* [EXERCISE PROMPT]
Write out the material again exactly, please, and omit the pictures.

* [MATERIAL FOR THIS TASK]

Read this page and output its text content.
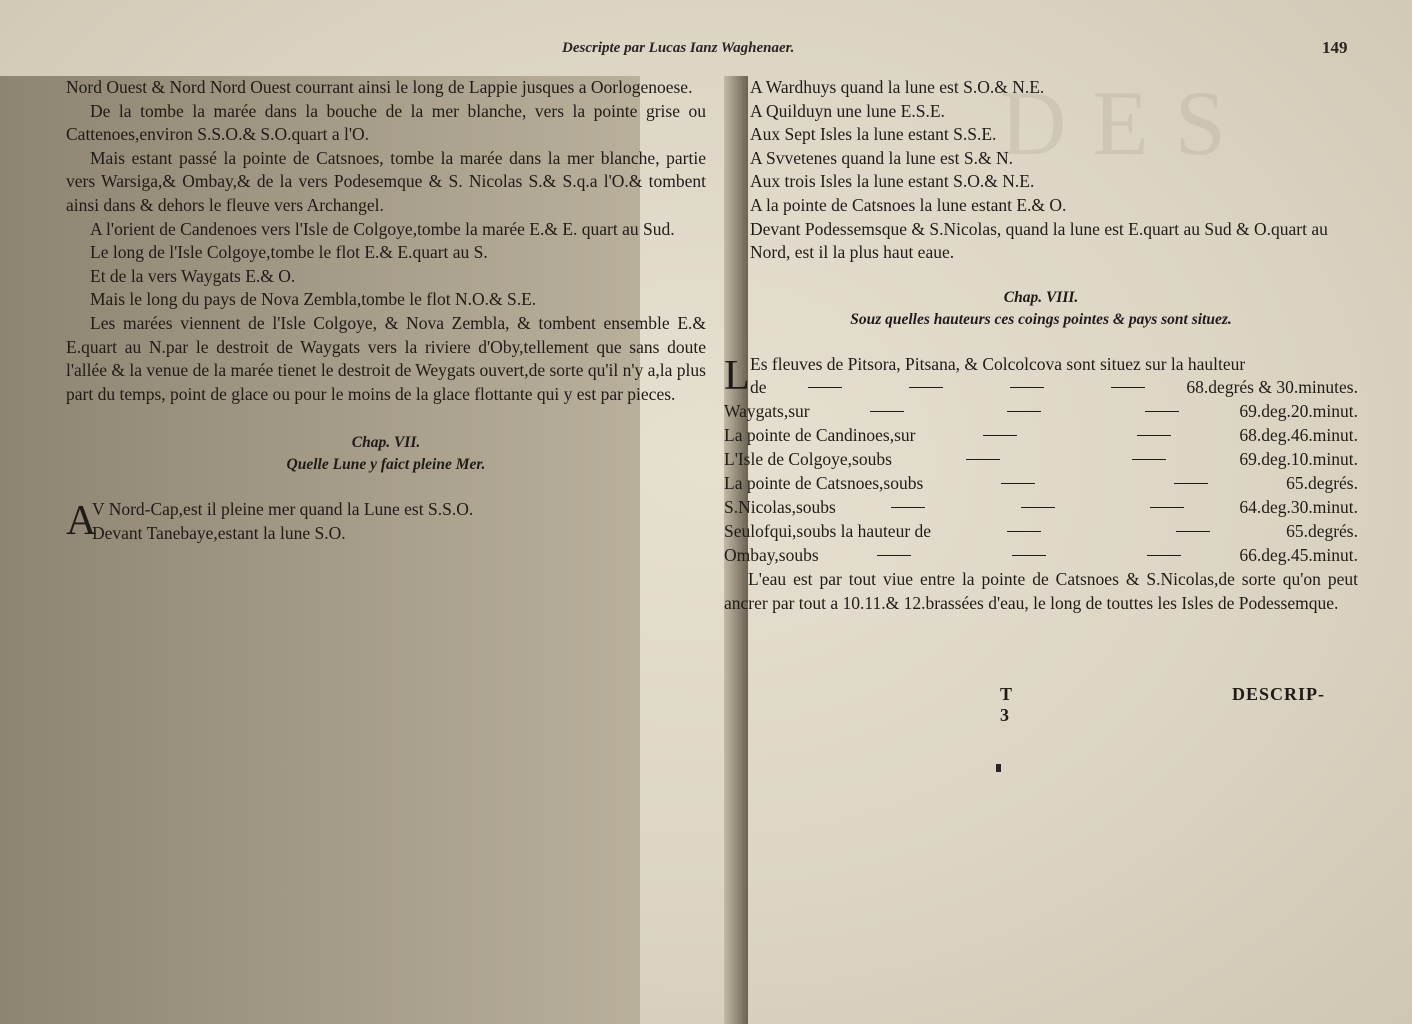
DES
Descripte par Lucas Ianz Waghenaer.	149

Nord Ouest & Nord Nord Ouest courrant ainsi le long de Lappie jusques a Oorlogenoese.

De la tombe la marée dans la bouche de la mer blanche, vers la pointe grise ou Cattenoes,environ S.S.O.& S.O.quart a l'O.

Mais estant passé la pointe de Catsnoes, tombe la marée dans la mer blanche, partie vers Warsiga,& Ombay,& de la vers Podesemque & S. Nicolas S.& S.q.a l'O.& tombent ainsi dans & dehors le fleuve vers Archangel.

A l'orient de Candenoes vers l'Isle de Colgoye,tombe la marée E.& E. quart au Sud.

Le long de l'Isle Colgoye,tombe le flot E.& E.quart au S.

Et de la vers Waygats E.& O.

Mais le long du pays de Nova Zembla,tombe le flot N.O.& S.E.

Les marées viennent de l'Isle Colgoye, & Nova Zembla, & tombent ensemble E.& E.quart au N.par le destroit de Waygats vers la riviere d'Oby,tellement que sans doute l'allée & la venue de la marée tienet le destroit de Weygats ouvert,de sorte qu'il n'y a,la plus part du temps, point de glace ou pour le moins de la glace flottante qui y est par pieces.

Chap. VII.

Quelle Lune y faict pleine Mer.

A

V Nord-Cap,est il pleine mer quand la Lune est S.S.O.

Devant Tanebaye,estant la lune S.O.

A Wardhuys quand la lune est S.O.& N.E.

A Quilduyn une lune E.S.E.

Aux Sept Isles la lune estant S.S.E.

A Svvetenes quand la lune est S.& N.

Aux trois Isles la lune estant S.O.& N.E.

A la pointe de Catsnoes la lune estant E.& O.

Devant Podessemsque & S.Nicolas, quand la lune est E.quart au Sud & O.quart au Nord, est il la plus haut eaue.

Chap. VIII.

Souz quelles hauteurs ces coings pointes & pays sont situez.

L Es fleuves de Pitsora, Pitsana, & Colcolcova sont situez sur la haulteur

de	68.degrés & 30.minutes.
Waygats,sur	69.deg.20.minut.
La pointe de Candinoes,sur	68.deg.46.minut.
L'Isle de Colgoye,soubs	69.deg.10.minut.
La pointe de Catsnoes,soubs	65.degrés.
S.Nicolas,soubs	64.deg.30.minut.
Seulofqui,soubs la hauteur de	65.degrés.
Ombay,soubs	66.deg.45.minut.

L'eau est par tout viue entre la pointe de Catsnoes & S.Nicolas,de sorte qu'on peut ancrer par tout a 10.11.& 12.brassées d'eau, le long de touttes les Isles de Podessemque.

T 3
DESCRIP-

* [RIGHT ANSWER]
Read this page and output its text content.
DES
Descripte par Lucas Ianz Waghenaer.	149

Nord Ouest & Nord Nord Ouest courrant ainsi le long de Lappie jusques a Oorlogenoese.

De la tombe la marée dans la bouche de la mer blanche, vers la pointe grise ou Cattenoes,environ S.S.O.& S.O.quart a l'O.

Mais estant passé la pointe de Catsnoes, tombe la marée dans la mer blanche, partie vers Warsiga,& Ombay,& de la vers Podesemque & S. Nicolas S.& S.q.a l'O.& tombent ainsi dans & dehors le fleuve vers Archangel.

A l'orient de Candenoes vers l'Isle de Colgoye,tombe la marée E.& E. quart au Sud.

Le long de l'Isle Colgoye,tombe le flot E.& E.quart au S.

Et de la vers Waygats E.& O.

Mais le long du pays de Nova Zembla,tombe le flot N.O.& S.E.

Les marées viennent de l'Isle Colgoye, & Nova Zembla, & tombent ensemble E.& E.quart au N.par le destroit de Waygats vers la riviere d'Oby,tellement que sans doute l'allée & la venue de la marée tienet le destroit de Weygats ouvert,de sorte qu'il n'y a,la plus part du temps, point de glace ou pour le moins de la glace flottante qui y est par pieces.

Chap. VII.

Quelle Lune y faict pleine Mer.

A

V Nord-Cap,est il pleine mer quand la Lune est S.S.O.

Devant Tanebaye,estant la lune S.O.

A Wardhuys quand la lune est S.O.& N.E.

A Quilduyn une lune E.S.E.

Aux Sept Isles la lune estant S.S.E.

A Svvetenes quand la lune est S.& N.

Aux trois Isles la lune estant S.O.& N.E.

A la pointe de Catsnoes la lune estant E.& O.

Devant Podessemsque & S.Nicolas, quand la lune est E.quart au Sud & O.quart au Nord, est il la plus haut eaue.

Chap. VIII.

Souz quelles hauteurs ces coings pointes & pays sont situez.

L Es fleuves de Pitsora, Pitsana, & Colcolcova sont situez sur la haulteur

de	68.degrés & 30.minutes.
Waygats,sur	69.deg.20.minut.
La pointe de Candinoes,sur	68.deg.46.minut.
L'Isle de Colgoye,soubs	69.deg.10.minut.
La pointe de Catsnoes,soubs	65.degrés.
S.Nicolas,soubs	64.deg.30.minut.
Seulofqui,soubs la hauteur de	65.degrés.
Ombay,soubs	66.deg.45.minut.

L'eau est par tout viue entre la pointe de Catsnoes & S.Nicolas,de sorte qu'on peut ancrer par tout a 10.11.& 12.brassées d'eau, le long de touttes les Isles de Podessemque.

T 3
DESCRIP-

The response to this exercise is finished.